What you need to do
What lines of the data hold the string "Server"? Pull each one out.

[Extracted data entries]
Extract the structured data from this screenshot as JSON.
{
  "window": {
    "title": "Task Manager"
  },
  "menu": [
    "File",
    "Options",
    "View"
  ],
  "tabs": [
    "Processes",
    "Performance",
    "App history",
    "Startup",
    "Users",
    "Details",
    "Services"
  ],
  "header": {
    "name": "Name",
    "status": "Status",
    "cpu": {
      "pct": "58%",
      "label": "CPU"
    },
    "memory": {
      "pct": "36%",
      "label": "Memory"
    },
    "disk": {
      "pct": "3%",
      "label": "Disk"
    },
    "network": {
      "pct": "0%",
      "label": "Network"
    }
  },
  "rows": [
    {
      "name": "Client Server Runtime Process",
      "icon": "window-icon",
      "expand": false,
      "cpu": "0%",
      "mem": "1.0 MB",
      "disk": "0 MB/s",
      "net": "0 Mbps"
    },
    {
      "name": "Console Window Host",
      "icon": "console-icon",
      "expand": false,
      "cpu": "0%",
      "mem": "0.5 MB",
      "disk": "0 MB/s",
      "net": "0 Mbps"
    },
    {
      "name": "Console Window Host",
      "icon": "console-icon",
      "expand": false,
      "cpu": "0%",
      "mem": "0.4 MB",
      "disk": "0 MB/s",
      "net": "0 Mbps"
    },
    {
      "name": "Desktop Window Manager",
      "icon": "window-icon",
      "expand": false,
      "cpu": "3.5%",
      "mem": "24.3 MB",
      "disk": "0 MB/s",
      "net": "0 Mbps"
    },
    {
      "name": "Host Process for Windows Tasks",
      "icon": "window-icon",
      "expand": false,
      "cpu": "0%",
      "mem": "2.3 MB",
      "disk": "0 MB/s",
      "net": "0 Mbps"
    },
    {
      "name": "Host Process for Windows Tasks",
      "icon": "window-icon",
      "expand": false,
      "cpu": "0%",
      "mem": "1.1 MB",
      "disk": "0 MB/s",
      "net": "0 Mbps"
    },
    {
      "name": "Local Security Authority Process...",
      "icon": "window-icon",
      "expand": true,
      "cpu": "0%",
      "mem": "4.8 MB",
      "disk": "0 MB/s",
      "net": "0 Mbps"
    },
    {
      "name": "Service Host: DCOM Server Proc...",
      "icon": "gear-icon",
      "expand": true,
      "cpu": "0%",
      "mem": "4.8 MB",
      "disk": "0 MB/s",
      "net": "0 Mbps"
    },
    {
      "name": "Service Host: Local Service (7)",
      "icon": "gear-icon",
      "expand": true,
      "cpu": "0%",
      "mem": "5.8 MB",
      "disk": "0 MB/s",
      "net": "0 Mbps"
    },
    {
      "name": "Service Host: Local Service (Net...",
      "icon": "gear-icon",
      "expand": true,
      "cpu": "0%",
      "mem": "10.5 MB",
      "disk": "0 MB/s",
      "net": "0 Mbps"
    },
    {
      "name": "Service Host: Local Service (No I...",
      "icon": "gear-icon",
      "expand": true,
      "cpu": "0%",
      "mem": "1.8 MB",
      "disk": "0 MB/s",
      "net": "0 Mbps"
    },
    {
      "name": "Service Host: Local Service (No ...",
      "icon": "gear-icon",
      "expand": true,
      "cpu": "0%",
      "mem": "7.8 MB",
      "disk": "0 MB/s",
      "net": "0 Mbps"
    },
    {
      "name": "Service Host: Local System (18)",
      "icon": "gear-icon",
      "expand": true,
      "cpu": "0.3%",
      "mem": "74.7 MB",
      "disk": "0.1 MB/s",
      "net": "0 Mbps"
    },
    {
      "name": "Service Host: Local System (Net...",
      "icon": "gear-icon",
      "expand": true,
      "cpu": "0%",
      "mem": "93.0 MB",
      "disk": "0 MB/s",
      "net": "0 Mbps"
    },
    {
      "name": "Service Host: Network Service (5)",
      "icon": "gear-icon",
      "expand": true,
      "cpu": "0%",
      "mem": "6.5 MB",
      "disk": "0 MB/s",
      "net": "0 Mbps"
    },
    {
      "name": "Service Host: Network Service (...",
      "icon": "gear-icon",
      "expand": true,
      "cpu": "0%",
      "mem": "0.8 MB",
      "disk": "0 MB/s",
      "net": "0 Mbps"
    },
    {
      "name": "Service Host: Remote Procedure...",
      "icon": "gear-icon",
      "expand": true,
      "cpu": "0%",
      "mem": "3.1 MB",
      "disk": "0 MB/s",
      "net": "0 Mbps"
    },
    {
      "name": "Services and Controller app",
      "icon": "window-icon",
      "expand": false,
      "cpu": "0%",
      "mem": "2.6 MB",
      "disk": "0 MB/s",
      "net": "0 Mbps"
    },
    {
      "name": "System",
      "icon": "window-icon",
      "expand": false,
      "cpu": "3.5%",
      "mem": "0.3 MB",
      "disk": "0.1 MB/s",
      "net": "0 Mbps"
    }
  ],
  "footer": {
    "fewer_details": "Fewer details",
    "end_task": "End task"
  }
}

Reply to the exercise
      "name": "Client Server Runtime Process",
      "name": "Service Host: DCOM Server Proc...",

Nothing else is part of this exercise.